# Start of PROVIDED ENTRIES

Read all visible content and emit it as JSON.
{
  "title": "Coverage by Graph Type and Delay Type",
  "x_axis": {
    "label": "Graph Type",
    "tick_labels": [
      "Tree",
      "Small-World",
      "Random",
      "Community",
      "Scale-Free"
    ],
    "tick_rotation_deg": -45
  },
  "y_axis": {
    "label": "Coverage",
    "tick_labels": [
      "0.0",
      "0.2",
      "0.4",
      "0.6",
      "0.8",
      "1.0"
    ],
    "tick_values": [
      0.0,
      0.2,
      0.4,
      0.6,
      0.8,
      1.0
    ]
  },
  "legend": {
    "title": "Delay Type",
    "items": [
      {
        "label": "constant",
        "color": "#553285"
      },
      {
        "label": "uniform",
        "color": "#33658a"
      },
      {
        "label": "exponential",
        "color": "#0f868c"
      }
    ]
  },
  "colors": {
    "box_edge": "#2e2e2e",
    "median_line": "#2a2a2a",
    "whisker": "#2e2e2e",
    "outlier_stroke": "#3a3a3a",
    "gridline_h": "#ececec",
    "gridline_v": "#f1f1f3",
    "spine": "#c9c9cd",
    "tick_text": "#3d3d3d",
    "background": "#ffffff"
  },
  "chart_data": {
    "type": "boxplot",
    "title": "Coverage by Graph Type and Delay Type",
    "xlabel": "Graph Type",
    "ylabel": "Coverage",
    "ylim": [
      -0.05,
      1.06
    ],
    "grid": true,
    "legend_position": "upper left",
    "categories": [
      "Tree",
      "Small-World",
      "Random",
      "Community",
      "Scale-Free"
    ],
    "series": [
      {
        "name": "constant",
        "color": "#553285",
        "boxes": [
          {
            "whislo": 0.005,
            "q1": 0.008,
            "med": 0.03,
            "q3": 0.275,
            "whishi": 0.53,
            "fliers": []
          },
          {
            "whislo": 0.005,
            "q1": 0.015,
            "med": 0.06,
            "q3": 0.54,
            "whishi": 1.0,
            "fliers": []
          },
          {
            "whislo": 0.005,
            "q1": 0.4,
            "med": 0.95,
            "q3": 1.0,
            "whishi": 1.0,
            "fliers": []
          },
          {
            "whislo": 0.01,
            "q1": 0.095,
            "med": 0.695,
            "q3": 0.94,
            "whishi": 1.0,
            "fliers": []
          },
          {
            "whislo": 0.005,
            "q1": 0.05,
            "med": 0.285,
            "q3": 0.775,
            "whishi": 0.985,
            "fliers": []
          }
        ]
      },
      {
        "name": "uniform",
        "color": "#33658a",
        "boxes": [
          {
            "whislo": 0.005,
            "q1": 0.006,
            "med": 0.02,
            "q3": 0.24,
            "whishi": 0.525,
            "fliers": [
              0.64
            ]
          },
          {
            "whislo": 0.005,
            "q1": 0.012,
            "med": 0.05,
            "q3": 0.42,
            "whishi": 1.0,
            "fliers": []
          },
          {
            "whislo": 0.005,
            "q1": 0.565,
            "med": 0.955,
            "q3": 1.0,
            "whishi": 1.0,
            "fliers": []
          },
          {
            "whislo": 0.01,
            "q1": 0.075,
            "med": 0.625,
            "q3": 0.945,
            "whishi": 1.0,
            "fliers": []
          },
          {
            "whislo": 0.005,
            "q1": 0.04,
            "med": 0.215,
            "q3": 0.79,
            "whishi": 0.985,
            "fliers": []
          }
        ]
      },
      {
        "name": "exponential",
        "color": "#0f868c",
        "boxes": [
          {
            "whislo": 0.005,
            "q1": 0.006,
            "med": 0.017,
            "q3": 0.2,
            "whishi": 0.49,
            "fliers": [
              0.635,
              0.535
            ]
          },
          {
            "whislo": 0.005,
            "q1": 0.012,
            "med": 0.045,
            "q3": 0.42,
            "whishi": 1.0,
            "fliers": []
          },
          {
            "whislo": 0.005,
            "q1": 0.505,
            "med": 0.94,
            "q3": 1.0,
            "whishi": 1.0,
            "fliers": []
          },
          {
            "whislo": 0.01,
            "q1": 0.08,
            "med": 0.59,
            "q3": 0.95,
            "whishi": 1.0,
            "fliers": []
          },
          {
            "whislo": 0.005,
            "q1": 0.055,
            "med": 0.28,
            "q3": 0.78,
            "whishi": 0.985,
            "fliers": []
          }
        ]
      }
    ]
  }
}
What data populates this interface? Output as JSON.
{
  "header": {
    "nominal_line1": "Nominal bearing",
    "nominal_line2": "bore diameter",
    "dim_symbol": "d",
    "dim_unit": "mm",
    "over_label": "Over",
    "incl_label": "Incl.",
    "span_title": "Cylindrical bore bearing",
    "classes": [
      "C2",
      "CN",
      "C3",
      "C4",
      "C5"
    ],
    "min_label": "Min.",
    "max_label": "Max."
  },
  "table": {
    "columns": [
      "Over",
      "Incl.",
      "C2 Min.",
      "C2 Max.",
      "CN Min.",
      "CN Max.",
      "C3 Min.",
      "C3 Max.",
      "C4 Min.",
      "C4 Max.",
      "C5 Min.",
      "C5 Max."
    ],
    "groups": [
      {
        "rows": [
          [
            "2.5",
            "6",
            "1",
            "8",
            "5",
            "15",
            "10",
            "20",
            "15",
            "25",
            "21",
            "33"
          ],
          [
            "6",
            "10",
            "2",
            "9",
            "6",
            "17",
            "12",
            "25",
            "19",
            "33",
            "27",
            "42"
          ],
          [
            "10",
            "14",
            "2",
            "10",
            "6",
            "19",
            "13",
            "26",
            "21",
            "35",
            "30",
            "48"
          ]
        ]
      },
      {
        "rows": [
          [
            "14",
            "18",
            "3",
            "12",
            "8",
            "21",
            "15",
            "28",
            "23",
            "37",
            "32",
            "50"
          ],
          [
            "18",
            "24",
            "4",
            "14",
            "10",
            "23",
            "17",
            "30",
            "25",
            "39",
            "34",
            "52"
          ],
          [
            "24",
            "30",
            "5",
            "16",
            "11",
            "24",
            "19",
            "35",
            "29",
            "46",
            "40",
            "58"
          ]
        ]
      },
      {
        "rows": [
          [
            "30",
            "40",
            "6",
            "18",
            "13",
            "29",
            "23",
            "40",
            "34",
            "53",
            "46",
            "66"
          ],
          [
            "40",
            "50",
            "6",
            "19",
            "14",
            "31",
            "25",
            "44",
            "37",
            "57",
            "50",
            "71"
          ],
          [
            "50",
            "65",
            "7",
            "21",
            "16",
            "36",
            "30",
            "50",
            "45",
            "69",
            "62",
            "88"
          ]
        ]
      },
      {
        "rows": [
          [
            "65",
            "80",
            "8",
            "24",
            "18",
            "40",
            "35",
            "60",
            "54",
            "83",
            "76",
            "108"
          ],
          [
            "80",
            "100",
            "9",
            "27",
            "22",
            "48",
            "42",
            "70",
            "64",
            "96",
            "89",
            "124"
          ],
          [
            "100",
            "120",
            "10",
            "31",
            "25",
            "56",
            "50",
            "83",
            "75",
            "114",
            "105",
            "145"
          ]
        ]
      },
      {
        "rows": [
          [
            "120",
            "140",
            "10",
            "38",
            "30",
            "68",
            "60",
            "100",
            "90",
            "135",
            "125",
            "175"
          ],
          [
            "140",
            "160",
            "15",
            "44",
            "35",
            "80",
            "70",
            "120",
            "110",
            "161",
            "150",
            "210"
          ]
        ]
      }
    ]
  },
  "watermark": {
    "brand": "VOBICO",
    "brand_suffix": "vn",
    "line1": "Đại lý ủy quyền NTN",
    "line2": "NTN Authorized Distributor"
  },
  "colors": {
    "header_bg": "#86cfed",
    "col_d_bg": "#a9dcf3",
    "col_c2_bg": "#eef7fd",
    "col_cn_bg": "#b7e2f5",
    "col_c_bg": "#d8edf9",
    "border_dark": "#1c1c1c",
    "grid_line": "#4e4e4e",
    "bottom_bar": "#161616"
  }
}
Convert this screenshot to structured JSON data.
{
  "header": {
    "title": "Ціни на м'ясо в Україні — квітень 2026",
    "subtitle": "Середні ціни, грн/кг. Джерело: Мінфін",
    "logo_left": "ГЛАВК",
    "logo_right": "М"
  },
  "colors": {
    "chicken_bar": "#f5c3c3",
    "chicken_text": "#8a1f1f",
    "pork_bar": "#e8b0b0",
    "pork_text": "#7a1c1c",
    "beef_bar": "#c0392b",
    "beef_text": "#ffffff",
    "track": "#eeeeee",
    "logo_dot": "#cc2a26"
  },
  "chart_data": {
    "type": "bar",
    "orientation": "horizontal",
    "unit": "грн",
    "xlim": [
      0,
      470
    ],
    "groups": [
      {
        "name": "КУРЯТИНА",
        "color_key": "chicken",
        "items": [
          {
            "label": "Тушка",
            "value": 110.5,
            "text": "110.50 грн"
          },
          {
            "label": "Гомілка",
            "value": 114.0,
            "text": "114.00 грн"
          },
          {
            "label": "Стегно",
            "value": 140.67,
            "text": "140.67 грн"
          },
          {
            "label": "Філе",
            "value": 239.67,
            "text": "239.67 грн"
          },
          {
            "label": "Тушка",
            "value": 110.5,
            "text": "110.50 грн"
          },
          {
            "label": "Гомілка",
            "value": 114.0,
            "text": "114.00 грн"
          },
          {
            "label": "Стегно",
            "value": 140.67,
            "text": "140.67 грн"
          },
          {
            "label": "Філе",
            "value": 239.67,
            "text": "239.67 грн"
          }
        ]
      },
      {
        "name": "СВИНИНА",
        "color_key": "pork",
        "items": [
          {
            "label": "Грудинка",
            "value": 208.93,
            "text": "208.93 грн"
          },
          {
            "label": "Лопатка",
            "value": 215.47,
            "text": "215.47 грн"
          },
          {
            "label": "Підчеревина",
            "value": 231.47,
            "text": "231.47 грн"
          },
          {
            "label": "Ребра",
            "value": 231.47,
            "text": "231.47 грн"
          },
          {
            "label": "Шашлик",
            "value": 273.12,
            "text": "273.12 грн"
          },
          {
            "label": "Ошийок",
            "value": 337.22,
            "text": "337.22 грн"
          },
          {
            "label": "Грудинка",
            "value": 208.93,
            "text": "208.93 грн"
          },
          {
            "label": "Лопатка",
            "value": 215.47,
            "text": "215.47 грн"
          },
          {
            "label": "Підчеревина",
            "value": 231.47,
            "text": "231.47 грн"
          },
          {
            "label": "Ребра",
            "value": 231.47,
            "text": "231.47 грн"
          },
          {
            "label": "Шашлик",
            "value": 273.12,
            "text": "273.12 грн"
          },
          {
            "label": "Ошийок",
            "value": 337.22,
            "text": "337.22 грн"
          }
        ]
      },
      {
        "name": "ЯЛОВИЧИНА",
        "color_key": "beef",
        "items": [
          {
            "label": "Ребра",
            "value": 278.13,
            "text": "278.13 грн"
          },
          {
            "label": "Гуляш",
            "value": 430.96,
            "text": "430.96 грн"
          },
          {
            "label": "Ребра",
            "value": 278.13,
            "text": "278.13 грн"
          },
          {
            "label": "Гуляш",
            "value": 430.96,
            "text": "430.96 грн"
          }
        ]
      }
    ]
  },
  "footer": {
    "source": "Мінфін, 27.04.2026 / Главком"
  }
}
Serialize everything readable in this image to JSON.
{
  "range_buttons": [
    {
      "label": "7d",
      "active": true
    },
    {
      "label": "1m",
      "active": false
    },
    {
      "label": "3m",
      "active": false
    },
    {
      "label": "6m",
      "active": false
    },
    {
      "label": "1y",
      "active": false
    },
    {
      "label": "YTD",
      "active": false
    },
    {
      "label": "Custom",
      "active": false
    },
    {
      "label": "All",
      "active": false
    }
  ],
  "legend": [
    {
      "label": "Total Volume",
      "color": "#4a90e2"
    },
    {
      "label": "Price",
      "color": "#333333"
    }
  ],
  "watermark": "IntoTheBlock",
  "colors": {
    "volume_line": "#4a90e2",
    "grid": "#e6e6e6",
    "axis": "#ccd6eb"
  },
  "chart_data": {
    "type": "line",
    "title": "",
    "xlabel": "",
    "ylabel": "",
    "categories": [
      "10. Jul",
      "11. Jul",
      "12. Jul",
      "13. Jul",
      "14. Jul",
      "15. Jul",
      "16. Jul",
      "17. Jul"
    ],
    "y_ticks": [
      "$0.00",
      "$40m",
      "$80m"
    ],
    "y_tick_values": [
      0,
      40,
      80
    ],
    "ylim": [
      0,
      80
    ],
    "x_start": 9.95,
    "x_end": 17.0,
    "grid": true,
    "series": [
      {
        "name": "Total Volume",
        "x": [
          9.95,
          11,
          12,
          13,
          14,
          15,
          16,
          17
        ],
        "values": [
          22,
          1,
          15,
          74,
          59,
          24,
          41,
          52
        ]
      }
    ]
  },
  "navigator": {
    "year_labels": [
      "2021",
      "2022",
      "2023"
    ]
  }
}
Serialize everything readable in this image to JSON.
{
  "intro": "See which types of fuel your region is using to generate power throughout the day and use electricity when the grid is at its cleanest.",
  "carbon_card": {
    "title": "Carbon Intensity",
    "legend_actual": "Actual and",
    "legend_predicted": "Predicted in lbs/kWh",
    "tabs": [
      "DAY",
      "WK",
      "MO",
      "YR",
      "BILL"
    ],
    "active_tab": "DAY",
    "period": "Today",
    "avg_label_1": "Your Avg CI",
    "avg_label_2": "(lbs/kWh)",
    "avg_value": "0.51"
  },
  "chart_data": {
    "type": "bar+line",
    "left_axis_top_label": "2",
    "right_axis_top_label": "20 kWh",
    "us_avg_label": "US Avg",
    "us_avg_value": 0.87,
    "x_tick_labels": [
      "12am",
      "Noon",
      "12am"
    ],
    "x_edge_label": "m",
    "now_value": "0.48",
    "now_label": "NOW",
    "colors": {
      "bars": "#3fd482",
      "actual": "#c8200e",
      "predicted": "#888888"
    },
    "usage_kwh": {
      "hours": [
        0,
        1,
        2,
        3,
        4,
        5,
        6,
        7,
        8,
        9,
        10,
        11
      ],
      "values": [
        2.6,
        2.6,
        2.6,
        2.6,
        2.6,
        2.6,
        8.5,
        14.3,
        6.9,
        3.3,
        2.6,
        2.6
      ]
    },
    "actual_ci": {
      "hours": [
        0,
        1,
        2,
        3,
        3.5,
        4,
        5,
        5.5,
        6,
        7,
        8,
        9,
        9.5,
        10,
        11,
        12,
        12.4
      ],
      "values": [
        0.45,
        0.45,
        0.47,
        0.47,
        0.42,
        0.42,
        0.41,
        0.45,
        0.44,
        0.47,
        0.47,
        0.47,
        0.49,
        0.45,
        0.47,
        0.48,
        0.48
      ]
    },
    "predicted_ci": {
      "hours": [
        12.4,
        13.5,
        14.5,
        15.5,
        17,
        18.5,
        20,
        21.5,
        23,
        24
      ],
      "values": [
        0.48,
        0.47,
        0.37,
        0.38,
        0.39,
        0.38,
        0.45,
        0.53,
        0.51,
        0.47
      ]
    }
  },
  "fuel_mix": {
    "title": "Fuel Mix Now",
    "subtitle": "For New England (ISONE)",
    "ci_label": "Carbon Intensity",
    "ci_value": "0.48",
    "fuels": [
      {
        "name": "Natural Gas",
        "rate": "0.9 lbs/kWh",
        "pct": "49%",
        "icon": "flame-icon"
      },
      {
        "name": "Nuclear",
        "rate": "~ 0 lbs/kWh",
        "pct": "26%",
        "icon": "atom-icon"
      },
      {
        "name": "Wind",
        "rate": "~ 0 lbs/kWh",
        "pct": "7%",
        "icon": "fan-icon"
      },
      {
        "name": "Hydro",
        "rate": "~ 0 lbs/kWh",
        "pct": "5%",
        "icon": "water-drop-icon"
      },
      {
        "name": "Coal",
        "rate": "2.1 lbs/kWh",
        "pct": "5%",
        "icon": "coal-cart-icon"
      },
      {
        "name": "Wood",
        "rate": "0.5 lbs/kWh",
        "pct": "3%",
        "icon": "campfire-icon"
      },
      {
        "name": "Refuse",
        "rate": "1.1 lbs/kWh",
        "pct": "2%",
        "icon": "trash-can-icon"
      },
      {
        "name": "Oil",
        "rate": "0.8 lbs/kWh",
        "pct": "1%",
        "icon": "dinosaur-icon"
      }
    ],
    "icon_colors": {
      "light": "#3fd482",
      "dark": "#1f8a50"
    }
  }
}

# End of PROVIDED ENTRIES

▶ _DESCRIPTION OF THE TASK_: From the entries above, copy every line containing the word "watermark".

▶ _RESULT FOR THIS EXERCISE_:
  "watermark": {
  "watermark": "IntoTheBlock",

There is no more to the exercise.